Your task is to print every entry below exactly as given.

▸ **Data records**
******

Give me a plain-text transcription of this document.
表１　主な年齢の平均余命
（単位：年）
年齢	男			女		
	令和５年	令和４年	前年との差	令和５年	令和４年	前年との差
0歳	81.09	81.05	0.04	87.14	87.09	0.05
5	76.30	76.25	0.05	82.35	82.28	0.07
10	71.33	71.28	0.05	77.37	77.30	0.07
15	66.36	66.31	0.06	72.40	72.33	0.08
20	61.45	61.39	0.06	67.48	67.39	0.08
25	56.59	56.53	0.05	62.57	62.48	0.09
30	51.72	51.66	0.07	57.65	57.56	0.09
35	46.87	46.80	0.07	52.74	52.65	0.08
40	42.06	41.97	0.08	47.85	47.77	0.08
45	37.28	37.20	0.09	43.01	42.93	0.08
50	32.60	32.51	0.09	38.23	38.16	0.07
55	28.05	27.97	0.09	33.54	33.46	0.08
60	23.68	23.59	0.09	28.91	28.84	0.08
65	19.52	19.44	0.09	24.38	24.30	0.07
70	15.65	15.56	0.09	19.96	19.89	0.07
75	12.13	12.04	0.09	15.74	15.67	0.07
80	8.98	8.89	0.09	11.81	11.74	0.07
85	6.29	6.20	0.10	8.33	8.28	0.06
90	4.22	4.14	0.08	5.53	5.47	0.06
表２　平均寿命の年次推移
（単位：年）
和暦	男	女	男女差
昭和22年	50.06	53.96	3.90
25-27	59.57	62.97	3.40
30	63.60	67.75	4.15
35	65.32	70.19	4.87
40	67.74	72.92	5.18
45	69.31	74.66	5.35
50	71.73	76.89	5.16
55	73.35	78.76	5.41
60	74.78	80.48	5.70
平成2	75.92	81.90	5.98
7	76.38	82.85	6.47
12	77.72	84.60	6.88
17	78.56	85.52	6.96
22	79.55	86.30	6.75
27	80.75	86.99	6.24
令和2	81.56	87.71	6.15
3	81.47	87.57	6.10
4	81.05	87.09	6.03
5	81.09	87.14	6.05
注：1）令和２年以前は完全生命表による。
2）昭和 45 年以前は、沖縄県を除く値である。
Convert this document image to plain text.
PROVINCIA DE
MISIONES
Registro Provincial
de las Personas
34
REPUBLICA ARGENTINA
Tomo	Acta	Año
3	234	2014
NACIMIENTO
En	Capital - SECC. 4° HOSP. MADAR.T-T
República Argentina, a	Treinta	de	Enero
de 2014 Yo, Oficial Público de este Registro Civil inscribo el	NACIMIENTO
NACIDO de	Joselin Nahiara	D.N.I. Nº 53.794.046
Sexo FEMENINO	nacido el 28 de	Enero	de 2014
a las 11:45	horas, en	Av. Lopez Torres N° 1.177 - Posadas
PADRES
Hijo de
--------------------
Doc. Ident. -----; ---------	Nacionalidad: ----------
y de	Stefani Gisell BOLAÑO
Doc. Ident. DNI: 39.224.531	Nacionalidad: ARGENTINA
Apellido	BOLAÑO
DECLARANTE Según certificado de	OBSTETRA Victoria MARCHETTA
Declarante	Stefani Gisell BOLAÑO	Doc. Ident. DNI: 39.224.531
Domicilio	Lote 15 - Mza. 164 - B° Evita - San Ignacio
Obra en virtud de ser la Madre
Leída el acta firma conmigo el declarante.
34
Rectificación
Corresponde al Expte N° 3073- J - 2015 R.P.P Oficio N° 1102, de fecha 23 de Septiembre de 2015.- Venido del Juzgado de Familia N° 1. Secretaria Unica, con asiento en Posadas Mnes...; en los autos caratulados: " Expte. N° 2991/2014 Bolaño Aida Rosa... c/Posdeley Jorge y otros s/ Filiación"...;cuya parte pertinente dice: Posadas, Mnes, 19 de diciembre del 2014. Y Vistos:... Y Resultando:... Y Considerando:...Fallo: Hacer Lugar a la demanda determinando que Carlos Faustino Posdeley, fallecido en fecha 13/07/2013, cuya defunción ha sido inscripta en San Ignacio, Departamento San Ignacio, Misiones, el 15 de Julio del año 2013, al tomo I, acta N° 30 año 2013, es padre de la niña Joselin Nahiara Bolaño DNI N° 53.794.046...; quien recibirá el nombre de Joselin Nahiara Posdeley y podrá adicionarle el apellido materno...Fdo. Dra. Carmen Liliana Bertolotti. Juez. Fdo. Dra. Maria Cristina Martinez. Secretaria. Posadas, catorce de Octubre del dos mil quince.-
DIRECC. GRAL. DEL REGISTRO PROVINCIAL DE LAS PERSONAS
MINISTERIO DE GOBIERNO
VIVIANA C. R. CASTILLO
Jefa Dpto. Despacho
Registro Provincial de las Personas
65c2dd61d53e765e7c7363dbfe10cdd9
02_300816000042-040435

******

▸ **ANSWER IN FULL**
Give me a plain-text transcription of this document.
表１　主な年齢の平均余命
（単位：年）
年齢	男			女		
	令和５年	令和４年	前年との差	令和５年	令和４年	前年との差
0歳	81.09	81.05	0.04	87.14	87.09	0.05
5	76.30	76.25	0.05	82.35	82.28	0.07
10	71.33	71.28	0.05	77.37	77.30	0.07
15	66.36	66.31	0.06	72.40	72.33	0.08
20	61.45	61.39	0.06	67.48	67.39	0.08
25	56.59	56.53	0.05	62.57	62.48	0.09
30	51.72	51.66	0.07	57.65	57.56	0.09
35	46.87	46.80	0.07	52.74	52.65	0.08
40	42.06	41.97	0.08	47.85	47.77	0.08
45	37.28	37.20	0.09	43.01	42.93	0.08
50	32.60	32.51	0.09	38.23	38.16	0.07
55	28.05	27.97	0.09	33.54	33.46	0.08
60	23.68	23.59	0.09	28.91	28.84	0.08
65	19.52	19.44	0.09	24.38	24.30	0.07
70	15.65	15.56	0.09	19.96	19.89	0.07
75	12.13	12.04	0.09	15.74	15.67	0.07
80	8.98	8.89	0.09	11.81	11.74	0.07
85	6.29	6.20	0.10	8.33	8.28	0.06
90	4.22	4.14	0.08	5.53	5.47	0.06
表２　平均寿命の年次推移
（単位：年）
和暦	男	女	男女差
昭和22年	50.06	53.96	3.90
25-27	59.57	62.97	3.40
30	63.60	67.75	4.15
35	65.32	70.19	4.87
40	67.74	72.92	5.18
45	69.31	74.66	5.35
50	71.73	76.89	5.16
55	73.35	78.76	5.41
60	74.78	80.48	5.70
平成2	75.92	81.90	5.98
7	76.38	82.85	6.47
12	77.72	84.60	6.88
17	78.56	85.52	6.96
22	79.55	86.30	6.75
27	80.75	86.99	6.24
令和2	81.56	87.71	6.15
3	81.47	87.57	6.10
4	81.05	87.09	6.03
5	81.09	87.14	6.05
注：1）令和２年以前は完全生命表による。
2）昭和 45 年以前は、沖縄県を除く値である。
Convert this document image to plain text.
PROVINCIA DE
MISIONES
Registro Provincial
de las Personas
34
REPUBLICA ARGENTINA
Tomo	Acta	Año
3	234	2014
NACIMIENTO
En	Capital - SECC. 4° HOSP. MADAR.T-T
República Argentina, a	Treinta	de	Enero
de 2014 Yo, Oficial Público de este Registro Civil inscribo el	NACIMIENTO
NACIDO de	Joselin Nahiara	D.N.I. Nº 53.794.046
Sexo FEMENINO	nacido el 28 de	Enero	de 2014
a las 11:45	horas, en	Av. Lopez Torres N° 1.177 - Posadas
PADRES
Hijo de
--------------------
Doc. Ident. -----; ---------	Nacionalidad: ----------
y de	Stefani Gisell BOLAÑO
Doc. Ident. DNI: 39.224.531	Nacionalidad: ARGENTINA
Apellido	BOLAÑO
DECLARANTE Según certificado de	OBSTETRA Victoria MARCHETTA
Declarante	Stefani Gisell BOLAÑO	Doc. Ident. DNI: 39.224.531
Domicilio	Lote 15 - Mza. 164 - B° Evita - San Ignacio
Obra en virtud de ser la Madre
Leída el acta firma conmigo el declarante.
34
Rectificación
Corresponde al Expte N° 3073- J - 2015 R.P.P Oficio N° 1102, de fecha 23 de Septiembre de 2015.- Venido del Juzgado de Familia N° 1. Secretaria Unica, con asiento en Posadas Mnes...; en los autos caratulados: " Expte. N° 2991/2014 Bolaño Aida Rosa... c/Posdeley Jorge y otros s/ Filiación"...;cuya parte pertinente dice: Posadas, Mnes, 19 de diciembre del 2014. Y Vistos:... Y Resultando:... Y Considerando:...Fallo: Hacer Lugar a la demanda determinando que Carlos Faustino Posdeley, fallecido en fecha 13/07/2013, cuya defunción ha sido inscripta en San Ignacio, Departamento San Ignacio, Misiones, el 15 de Julio del año 2013, al tomo I, acta N° 30 año 2013, es padre de la niña Joselin Nahiara Bolaño DNI N° 53.794.046...; quien recibirá el nombre de Joselin Nahiara Posdeley y podrá adicionarle el apellido materno...Fdo. Dra. Carmen Liliana Bertolotti. Juez. Fdo. Dra. Maria Cristina Martinez. Secretaria. Posadas, catorce de Octubre del dos mil quince.-
DIRECC. GRAL. DEL REGISTRO PROVINCIAL DE LAS PERSONAS
MINISTERIO DE GOBIERNO
VIVIANA C. R. CASTILLO
Jefa Dpto. Despacho
Registro Provincial de las Personas
65c2dd61d53e765e7c7363dbfe10cdd9
02_300816000042-040435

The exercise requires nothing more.